Objective:
From the listing below, copy every line with the word "AOML".

# Records for this exercise start

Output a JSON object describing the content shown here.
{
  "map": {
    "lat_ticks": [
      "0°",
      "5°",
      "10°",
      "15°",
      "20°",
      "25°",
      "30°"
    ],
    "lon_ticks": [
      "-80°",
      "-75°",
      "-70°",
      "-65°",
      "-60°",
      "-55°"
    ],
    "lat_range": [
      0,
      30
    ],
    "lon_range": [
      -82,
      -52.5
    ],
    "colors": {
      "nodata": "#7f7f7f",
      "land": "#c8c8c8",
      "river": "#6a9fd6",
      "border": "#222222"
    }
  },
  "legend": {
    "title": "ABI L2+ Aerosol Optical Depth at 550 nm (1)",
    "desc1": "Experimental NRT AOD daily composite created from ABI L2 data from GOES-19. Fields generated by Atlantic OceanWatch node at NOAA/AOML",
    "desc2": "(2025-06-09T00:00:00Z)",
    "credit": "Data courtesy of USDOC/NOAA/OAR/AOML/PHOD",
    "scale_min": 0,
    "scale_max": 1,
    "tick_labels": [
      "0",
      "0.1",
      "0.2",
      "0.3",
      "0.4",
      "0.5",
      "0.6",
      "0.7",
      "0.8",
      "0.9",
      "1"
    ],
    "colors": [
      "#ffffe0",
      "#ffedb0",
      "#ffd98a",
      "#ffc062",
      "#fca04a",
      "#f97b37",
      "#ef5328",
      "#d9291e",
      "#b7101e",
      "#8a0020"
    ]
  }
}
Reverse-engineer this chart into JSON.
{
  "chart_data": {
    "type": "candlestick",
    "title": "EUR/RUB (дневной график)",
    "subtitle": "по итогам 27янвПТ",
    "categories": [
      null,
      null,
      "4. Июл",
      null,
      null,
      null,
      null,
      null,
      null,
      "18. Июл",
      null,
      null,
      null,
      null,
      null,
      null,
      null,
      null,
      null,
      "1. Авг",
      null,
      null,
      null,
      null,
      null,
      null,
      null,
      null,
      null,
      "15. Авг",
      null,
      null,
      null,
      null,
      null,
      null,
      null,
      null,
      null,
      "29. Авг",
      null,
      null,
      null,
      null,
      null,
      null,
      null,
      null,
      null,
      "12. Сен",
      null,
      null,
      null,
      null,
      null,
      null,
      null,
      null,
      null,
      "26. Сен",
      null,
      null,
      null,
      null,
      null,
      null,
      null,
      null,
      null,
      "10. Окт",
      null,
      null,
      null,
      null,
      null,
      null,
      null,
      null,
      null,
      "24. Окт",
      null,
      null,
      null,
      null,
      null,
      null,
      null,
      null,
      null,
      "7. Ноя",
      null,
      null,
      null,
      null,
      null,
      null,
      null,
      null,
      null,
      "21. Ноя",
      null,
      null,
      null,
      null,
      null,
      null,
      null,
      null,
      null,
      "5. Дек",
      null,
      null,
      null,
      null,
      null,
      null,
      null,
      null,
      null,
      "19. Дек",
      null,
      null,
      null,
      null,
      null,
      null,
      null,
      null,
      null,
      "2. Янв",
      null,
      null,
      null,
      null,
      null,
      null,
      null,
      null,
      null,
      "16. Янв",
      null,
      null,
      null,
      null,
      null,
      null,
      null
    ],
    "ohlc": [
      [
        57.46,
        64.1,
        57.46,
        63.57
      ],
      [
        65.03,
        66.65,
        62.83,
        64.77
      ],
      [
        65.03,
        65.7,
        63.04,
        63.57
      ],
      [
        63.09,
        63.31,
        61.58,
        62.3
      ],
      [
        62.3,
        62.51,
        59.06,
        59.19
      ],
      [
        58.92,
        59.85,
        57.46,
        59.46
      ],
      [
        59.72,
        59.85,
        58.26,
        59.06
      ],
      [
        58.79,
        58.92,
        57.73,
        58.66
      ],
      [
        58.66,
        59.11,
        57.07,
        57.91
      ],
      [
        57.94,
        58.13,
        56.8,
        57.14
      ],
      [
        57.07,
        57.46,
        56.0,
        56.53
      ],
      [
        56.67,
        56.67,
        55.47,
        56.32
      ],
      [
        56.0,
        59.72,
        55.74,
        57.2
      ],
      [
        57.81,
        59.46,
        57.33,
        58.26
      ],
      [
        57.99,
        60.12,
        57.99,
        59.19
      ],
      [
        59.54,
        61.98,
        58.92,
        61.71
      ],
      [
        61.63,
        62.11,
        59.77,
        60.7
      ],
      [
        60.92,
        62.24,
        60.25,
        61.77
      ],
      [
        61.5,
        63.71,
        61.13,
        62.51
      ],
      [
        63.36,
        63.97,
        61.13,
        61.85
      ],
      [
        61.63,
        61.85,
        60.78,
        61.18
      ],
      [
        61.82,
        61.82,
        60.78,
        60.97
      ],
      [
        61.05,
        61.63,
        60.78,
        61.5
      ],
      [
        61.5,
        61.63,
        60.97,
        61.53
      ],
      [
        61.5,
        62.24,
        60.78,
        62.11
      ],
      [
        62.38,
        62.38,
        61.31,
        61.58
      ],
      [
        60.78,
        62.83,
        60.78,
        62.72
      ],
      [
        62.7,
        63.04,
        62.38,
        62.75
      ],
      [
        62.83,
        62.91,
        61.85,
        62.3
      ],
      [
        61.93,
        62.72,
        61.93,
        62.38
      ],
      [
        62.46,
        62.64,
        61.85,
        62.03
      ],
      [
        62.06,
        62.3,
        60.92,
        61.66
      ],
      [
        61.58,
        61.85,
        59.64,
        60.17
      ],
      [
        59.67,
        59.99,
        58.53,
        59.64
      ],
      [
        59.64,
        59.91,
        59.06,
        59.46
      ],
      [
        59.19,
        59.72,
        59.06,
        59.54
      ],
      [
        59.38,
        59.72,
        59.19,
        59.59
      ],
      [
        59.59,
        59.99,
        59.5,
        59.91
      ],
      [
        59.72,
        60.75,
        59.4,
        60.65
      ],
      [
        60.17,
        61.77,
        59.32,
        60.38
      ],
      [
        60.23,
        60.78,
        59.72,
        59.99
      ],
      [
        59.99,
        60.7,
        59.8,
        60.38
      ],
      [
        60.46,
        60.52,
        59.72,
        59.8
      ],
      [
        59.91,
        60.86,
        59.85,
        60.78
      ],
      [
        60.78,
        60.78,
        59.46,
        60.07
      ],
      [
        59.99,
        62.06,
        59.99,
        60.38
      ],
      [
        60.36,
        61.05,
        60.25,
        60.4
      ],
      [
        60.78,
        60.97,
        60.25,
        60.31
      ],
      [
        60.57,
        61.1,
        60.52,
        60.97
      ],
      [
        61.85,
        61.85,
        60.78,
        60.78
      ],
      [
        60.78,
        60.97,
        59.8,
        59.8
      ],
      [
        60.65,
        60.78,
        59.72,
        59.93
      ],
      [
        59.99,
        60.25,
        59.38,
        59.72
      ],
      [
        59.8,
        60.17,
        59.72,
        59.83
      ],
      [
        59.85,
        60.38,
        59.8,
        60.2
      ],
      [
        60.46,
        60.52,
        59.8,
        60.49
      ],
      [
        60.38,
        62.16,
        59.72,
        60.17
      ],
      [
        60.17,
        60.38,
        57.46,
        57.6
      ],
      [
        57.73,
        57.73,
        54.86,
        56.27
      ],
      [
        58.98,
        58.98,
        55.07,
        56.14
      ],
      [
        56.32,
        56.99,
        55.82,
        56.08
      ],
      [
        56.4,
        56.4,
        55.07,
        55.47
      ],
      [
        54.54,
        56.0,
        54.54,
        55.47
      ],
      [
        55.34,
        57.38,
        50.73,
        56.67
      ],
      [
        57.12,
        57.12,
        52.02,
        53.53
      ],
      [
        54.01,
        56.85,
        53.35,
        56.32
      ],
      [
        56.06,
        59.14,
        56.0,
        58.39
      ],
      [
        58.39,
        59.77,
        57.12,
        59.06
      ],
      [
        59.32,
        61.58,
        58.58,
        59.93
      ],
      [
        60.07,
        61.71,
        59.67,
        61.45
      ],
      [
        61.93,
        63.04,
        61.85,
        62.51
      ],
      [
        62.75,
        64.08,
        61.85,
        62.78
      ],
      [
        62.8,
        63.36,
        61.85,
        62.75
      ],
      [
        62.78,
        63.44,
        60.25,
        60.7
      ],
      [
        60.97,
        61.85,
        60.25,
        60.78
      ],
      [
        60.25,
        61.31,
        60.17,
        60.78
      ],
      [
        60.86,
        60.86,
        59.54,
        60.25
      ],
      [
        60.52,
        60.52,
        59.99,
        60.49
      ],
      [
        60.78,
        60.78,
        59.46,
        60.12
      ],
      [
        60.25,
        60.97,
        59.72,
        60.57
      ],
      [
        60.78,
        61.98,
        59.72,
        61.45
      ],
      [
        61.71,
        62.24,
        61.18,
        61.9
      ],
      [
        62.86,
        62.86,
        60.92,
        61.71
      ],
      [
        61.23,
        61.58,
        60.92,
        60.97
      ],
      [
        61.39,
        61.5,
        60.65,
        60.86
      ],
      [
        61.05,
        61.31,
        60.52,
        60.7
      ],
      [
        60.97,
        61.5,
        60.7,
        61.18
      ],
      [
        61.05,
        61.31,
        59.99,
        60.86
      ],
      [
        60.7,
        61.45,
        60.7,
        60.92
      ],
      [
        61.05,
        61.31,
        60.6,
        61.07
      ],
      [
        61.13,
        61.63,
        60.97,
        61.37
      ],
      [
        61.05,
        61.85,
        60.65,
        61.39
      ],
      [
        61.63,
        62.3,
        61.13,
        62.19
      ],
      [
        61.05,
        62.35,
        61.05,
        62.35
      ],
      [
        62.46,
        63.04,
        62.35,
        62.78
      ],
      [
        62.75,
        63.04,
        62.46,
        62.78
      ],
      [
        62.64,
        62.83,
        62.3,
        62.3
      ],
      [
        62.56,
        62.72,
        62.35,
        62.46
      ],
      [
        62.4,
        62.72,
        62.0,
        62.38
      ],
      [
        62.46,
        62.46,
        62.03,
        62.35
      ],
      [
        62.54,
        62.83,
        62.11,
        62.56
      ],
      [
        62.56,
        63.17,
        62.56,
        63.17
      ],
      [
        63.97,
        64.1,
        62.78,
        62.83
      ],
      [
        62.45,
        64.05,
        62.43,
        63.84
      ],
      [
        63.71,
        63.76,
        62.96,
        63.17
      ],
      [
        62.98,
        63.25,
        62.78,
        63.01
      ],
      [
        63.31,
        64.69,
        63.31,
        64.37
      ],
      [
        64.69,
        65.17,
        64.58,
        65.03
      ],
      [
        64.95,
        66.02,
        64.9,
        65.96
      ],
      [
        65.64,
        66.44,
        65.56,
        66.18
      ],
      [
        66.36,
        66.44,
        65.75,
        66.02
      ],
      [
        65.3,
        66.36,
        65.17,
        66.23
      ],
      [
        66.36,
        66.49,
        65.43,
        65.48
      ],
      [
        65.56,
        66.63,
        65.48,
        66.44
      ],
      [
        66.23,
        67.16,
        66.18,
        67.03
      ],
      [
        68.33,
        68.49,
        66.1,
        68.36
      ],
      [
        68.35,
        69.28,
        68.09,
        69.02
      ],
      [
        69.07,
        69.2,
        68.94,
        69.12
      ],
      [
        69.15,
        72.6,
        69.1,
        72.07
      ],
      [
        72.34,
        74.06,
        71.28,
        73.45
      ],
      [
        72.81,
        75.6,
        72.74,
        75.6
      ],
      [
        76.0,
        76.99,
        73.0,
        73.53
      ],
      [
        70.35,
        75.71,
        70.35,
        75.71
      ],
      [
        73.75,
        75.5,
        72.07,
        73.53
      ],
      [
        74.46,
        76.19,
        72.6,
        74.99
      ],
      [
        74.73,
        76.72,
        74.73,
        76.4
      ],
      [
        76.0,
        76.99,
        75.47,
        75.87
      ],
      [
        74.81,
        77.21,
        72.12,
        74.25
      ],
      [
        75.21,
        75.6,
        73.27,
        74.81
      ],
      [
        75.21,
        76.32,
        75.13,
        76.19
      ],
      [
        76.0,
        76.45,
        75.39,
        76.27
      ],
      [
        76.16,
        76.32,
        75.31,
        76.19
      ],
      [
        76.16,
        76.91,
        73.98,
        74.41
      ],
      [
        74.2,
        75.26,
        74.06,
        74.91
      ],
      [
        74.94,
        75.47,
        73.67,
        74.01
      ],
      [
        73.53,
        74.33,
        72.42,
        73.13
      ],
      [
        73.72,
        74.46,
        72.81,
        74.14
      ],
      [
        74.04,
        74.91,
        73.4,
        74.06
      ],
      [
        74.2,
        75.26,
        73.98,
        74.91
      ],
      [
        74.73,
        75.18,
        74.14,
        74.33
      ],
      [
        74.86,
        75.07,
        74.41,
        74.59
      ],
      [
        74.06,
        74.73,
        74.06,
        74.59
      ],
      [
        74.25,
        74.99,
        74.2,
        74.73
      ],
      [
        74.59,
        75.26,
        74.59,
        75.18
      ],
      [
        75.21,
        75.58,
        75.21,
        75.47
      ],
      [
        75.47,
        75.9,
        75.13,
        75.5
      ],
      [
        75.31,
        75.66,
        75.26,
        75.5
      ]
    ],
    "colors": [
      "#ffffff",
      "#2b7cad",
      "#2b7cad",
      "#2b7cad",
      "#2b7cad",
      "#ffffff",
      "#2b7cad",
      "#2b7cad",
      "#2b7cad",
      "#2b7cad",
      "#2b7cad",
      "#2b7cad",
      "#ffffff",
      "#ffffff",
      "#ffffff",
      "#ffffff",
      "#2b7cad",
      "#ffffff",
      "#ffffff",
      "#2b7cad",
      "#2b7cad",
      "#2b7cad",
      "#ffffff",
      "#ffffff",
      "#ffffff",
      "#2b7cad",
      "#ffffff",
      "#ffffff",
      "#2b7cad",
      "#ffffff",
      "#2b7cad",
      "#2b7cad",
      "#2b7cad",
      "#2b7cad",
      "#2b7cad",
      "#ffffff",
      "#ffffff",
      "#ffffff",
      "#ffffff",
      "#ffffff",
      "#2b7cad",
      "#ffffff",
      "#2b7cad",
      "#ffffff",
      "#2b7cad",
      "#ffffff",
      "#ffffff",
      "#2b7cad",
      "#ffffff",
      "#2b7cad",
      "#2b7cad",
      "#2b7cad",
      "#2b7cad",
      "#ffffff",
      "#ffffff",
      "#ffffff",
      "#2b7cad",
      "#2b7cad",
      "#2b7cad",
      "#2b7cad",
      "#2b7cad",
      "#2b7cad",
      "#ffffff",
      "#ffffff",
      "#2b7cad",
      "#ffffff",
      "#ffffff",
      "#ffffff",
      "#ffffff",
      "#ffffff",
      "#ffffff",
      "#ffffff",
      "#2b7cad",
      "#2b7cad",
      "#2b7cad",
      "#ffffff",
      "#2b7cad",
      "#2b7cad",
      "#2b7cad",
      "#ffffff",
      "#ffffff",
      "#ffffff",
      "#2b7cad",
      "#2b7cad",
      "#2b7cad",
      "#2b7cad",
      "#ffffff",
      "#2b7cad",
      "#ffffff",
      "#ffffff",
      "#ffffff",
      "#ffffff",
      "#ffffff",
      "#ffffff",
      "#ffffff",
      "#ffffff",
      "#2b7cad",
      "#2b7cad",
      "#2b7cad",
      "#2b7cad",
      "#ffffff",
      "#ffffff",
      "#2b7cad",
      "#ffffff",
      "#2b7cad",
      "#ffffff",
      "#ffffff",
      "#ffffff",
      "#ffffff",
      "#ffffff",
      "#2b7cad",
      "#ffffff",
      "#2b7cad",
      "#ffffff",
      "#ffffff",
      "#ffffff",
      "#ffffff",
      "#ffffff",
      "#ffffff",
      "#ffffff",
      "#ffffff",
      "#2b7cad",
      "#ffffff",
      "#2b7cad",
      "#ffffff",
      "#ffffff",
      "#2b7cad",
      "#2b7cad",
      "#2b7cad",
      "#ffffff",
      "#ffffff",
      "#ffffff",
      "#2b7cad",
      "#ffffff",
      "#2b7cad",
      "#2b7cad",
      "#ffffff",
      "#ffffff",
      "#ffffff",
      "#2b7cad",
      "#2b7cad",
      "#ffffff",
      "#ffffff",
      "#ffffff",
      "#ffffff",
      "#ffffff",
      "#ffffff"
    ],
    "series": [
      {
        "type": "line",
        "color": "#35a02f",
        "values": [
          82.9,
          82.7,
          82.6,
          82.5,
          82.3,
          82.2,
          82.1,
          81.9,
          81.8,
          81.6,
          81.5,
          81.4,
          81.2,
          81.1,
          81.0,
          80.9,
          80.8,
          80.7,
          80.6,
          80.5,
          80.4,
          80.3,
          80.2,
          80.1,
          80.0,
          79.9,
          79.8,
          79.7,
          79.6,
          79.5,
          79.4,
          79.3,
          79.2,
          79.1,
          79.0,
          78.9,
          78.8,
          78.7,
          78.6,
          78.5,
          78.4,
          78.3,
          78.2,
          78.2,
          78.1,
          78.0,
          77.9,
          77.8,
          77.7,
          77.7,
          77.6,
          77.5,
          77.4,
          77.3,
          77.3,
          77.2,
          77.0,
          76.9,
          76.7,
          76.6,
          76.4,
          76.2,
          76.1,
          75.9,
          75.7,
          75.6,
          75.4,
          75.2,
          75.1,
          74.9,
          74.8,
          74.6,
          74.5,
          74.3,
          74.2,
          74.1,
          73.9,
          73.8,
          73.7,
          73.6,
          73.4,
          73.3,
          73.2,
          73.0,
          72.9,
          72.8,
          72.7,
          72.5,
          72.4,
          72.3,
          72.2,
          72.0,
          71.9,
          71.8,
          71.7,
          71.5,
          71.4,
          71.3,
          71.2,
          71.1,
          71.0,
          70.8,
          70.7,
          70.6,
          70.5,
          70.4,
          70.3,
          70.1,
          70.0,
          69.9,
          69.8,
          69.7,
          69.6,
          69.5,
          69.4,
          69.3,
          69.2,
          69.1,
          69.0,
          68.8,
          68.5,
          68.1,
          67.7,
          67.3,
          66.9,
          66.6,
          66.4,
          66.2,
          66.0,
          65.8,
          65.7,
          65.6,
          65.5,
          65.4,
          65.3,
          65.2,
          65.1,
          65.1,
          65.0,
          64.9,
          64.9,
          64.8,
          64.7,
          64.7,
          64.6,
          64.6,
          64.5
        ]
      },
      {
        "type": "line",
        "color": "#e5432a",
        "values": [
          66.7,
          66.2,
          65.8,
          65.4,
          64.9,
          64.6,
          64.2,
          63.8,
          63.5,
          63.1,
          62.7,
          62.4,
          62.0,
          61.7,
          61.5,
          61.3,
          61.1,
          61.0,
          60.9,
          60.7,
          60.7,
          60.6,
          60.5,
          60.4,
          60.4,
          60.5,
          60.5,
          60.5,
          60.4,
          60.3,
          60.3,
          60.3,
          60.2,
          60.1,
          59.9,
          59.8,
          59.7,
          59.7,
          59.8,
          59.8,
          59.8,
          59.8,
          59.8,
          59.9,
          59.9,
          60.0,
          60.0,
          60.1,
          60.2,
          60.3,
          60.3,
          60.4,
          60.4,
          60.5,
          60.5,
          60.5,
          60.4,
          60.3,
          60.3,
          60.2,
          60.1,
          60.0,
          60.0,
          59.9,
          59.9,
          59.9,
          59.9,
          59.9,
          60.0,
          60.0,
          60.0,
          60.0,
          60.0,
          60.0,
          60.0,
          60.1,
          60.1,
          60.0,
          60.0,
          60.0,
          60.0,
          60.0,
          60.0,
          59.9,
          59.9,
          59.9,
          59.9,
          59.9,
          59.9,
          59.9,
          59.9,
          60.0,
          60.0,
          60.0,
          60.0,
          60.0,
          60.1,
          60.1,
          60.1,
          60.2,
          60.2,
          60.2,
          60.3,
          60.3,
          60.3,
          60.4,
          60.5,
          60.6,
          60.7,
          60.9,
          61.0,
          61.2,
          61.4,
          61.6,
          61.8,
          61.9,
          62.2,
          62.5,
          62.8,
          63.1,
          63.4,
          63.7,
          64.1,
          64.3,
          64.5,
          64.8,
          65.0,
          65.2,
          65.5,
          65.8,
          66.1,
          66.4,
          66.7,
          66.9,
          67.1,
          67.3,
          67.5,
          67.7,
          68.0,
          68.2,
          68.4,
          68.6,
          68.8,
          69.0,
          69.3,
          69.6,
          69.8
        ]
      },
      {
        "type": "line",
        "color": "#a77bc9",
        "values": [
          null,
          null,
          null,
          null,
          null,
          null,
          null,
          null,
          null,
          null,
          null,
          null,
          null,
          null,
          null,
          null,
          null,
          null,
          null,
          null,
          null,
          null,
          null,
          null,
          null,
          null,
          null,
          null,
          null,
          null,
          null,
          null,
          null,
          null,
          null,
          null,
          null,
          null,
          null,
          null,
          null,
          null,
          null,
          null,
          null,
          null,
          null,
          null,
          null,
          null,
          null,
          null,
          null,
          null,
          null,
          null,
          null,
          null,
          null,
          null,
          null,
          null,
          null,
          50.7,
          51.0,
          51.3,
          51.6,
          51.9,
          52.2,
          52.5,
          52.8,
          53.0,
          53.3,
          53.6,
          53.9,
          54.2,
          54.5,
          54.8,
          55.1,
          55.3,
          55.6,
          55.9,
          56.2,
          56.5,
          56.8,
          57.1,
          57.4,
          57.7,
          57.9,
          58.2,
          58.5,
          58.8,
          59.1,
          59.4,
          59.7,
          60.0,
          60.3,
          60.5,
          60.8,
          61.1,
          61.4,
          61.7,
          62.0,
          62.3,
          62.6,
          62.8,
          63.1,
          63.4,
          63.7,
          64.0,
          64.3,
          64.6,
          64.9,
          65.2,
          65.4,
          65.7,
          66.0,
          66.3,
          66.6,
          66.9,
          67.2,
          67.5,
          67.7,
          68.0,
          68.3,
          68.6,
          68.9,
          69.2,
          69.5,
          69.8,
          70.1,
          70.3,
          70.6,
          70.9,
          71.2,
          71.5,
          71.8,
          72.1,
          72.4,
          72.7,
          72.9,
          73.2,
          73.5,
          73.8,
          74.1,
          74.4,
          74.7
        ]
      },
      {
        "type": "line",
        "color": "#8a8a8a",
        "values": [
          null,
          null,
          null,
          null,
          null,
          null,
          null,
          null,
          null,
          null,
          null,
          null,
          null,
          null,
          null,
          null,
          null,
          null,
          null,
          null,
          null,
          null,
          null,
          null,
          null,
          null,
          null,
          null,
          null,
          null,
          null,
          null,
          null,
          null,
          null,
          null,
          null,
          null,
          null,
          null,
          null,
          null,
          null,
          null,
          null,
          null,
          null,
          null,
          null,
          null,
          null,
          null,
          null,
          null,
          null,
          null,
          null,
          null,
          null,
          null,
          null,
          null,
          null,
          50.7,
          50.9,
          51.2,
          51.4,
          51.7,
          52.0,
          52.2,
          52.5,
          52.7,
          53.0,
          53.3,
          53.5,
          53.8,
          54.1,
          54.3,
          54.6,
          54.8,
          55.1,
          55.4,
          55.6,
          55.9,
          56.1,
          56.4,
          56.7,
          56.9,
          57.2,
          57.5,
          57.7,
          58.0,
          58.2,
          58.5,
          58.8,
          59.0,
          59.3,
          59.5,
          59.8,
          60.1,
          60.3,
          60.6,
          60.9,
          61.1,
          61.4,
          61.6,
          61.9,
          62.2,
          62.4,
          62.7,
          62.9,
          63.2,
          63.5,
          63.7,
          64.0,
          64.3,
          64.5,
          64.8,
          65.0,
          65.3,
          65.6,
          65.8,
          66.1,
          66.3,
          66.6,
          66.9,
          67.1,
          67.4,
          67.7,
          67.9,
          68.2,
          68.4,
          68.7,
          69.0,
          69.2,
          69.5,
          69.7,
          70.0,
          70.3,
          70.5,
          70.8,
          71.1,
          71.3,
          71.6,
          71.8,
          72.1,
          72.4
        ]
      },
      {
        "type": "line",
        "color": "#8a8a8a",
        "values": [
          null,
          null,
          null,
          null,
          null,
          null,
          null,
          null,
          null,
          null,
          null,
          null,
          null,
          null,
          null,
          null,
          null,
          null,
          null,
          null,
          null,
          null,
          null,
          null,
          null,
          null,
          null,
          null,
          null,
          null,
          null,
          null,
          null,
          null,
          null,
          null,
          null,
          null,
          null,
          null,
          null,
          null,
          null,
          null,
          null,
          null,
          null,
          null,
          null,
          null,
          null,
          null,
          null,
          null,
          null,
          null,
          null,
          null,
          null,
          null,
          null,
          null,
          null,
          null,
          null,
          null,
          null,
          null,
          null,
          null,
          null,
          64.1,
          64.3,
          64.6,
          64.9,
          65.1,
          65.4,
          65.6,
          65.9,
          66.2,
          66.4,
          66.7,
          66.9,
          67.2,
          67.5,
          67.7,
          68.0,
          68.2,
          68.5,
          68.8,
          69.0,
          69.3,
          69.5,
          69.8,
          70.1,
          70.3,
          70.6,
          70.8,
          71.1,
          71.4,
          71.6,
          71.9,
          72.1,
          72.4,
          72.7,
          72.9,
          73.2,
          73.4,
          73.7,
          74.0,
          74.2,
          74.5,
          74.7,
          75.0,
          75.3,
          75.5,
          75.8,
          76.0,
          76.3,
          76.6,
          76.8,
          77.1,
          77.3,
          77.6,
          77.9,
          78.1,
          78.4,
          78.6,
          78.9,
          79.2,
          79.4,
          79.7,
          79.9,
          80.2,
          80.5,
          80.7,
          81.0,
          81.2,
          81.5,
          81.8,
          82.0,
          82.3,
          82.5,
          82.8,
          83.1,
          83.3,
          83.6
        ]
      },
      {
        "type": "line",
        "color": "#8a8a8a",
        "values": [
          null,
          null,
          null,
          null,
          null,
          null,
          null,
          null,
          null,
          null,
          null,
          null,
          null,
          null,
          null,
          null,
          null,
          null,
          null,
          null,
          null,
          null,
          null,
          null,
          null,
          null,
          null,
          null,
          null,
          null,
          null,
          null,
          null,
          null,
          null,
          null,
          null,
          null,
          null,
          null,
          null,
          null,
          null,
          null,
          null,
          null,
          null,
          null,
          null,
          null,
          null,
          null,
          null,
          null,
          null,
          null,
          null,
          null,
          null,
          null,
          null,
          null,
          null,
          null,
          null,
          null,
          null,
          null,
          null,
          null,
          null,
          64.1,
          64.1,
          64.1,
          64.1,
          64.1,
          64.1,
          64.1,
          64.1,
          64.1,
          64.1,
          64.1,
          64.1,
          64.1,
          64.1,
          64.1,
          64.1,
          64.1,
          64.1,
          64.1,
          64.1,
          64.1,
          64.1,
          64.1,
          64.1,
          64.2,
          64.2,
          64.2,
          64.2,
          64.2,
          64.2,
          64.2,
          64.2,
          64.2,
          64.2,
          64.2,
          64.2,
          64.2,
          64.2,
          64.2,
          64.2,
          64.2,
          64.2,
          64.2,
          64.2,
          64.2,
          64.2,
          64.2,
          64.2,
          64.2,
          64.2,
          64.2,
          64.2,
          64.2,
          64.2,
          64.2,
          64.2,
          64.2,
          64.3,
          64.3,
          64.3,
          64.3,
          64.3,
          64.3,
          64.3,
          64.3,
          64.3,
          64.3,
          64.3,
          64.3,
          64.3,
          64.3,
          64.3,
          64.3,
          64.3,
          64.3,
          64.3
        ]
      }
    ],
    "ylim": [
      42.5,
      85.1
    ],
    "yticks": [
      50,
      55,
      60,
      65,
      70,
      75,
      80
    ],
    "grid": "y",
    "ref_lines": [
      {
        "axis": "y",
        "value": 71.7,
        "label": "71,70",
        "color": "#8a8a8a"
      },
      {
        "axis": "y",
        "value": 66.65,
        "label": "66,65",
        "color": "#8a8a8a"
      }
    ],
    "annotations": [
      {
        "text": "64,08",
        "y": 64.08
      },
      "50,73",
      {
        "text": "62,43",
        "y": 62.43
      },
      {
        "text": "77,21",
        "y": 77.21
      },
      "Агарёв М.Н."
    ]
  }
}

# Records for this exercise end

Solved problem:
    "desc1": "Experimental NRT AOD daily composite created from ABI L2 data from GOES-19. Fields generated by Atlantic OceanWatch node at NOAA/AOML",
    "credit": "Data courtesy of USDOC/NOAA/OAR/AOML/PHOD",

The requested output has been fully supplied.